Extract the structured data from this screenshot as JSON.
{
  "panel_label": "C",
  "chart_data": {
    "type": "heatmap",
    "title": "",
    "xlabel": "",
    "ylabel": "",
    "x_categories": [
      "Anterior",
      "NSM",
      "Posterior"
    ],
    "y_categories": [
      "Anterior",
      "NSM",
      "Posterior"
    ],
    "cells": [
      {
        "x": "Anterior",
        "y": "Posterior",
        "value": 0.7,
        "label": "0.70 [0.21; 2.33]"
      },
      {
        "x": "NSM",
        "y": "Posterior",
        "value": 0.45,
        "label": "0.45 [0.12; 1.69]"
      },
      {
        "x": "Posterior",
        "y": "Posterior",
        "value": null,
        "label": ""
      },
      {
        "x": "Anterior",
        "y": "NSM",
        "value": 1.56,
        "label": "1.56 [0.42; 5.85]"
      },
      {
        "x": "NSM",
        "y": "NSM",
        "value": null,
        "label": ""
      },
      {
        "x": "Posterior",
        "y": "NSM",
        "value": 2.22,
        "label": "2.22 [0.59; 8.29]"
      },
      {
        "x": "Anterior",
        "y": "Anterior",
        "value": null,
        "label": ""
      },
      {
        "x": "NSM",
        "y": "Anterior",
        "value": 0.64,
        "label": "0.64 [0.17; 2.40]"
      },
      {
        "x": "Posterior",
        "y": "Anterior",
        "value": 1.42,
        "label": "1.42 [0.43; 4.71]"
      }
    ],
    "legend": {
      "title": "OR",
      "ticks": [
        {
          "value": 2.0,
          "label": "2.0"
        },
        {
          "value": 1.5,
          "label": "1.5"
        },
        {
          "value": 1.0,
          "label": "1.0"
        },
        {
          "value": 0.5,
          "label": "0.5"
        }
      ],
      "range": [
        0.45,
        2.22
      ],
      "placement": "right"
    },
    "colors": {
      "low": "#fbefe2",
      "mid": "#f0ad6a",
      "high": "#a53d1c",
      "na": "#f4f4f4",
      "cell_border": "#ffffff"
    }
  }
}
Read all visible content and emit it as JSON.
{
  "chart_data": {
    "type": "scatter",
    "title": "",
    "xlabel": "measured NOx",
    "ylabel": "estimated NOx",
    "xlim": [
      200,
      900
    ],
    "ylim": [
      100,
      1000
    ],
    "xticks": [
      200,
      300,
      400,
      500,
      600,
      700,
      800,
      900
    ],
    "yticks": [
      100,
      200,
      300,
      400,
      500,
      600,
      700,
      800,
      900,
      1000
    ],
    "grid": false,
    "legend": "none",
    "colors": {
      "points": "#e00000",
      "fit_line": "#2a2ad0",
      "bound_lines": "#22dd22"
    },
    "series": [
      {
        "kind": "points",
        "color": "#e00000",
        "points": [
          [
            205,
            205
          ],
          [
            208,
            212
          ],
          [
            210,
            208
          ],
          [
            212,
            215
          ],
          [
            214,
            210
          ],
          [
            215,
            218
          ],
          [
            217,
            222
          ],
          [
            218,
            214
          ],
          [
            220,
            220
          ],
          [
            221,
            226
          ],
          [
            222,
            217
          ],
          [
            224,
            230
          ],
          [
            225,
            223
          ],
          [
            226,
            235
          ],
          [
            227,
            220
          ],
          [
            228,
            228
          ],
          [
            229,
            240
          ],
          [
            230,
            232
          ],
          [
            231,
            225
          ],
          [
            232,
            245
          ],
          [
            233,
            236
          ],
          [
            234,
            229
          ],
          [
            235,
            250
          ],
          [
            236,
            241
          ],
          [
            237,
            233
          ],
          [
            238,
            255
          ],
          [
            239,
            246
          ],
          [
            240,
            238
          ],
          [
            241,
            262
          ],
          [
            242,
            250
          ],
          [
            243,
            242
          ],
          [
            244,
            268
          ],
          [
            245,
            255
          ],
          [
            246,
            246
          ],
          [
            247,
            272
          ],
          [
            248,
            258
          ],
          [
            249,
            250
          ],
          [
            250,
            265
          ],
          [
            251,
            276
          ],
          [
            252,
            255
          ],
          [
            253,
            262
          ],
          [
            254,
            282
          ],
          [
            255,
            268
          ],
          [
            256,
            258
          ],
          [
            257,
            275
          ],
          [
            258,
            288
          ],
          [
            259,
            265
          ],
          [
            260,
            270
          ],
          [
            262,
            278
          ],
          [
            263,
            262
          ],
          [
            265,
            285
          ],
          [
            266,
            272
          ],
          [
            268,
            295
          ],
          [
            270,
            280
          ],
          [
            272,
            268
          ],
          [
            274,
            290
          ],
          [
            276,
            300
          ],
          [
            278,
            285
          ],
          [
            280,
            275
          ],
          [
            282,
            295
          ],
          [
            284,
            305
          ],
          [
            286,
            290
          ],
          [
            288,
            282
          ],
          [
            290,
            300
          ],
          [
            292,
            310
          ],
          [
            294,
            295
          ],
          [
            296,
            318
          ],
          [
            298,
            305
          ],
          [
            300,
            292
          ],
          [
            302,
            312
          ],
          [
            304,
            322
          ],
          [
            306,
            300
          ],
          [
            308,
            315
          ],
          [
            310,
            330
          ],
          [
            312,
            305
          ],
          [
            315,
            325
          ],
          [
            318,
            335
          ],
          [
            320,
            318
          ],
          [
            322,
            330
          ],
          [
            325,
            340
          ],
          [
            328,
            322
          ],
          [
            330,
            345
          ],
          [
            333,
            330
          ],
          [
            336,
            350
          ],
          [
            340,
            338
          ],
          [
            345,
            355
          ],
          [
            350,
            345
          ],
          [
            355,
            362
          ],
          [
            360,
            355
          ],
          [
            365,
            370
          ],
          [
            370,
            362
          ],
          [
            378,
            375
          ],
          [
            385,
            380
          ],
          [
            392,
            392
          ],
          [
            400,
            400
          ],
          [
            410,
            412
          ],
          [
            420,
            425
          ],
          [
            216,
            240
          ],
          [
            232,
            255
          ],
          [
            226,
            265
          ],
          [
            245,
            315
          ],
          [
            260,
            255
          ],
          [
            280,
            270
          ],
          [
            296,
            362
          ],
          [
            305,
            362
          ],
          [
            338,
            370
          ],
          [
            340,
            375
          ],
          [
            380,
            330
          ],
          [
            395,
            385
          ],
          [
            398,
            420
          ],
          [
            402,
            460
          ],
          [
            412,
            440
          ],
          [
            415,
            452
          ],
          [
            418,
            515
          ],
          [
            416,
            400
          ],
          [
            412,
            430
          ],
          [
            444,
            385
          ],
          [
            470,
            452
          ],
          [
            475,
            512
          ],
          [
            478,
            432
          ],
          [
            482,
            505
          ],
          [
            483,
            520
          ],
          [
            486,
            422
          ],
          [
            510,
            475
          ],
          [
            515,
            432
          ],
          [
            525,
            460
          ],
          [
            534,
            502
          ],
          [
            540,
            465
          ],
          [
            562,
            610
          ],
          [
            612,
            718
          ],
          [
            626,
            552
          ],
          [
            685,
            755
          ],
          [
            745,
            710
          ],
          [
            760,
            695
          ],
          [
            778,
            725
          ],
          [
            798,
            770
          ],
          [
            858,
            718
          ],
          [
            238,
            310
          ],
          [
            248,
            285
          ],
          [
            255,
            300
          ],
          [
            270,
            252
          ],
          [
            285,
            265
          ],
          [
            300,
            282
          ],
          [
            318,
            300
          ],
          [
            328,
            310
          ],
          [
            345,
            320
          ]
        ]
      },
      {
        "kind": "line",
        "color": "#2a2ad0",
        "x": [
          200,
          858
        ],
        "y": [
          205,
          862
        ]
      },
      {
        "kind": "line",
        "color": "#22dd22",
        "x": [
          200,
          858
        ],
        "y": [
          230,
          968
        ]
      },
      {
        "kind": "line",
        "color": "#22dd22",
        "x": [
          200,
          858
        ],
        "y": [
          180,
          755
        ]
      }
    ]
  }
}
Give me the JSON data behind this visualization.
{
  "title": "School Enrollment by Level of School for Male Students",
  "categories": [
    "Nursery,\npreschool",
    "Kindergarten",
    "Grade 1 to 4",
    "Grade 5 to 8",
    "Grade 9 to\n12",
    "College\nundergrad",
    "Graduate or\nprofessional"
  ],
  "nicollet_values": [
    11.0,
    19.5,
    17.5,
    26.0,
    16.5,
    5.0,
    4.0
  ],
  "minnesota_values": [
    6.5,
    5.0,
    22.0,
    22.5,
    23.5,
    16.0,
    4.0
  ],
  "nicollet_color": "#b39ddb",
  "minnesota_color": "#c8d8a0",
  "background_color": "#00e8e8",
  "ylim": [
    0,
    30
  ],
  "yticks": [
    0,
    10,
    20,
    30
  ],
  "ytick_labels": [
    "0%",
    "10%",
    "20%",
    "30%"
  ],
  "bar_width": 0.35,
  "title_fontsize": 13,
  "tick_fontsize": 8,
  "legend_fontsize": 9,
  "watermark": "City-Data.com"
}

•••••

_Written instruction_:
Your task is to transcribe the line containing "Give me the" and every line after it, through the last line of the data, exactly as written and with nothing more.

_Worked solution_:
Give me the JSON data behind this visualization.
{
  "title": "School Enrollment by Level of School for Male Students",
  "categories": [
    "Nursery,\npreschool",
    "Kindergarten",
    "Grade 1 to 4",
    "Grade 5 to 8",
    "Grade 9 to\n12",
    "College\nundergrad",
    "Graduate or\nprofessional"
  ],
  "nicollet_values": [
    11.0,
    19.5,
    17.5,
    26.0,
    16.5,
    5.0,
    4.0
  ],
  "minnesota_values": [
    6.5,
    5.0,
    22.0,
    22.5,
    23.5,
    16.0,
    4.0
  ],
  "nicollet_color": "#b39ddb",
  "minnesota_color": "#c8d8a0",
  "background_color": "#00e8e8",
  "ylim": [
    0,
    30
  ],
  "yticks": [
    0,
    10,
    20,
    30
  ],
  "ytick_labels": [
    "0%",
    "10%",
    "20%",
    "30%"
  ],
  "bar_width": 0.35,
  "title_fontsize": 13,
  "tick_fontsize": 8,
  "legend_fontsize": 9,
  "watermark": "City-Data.com"
}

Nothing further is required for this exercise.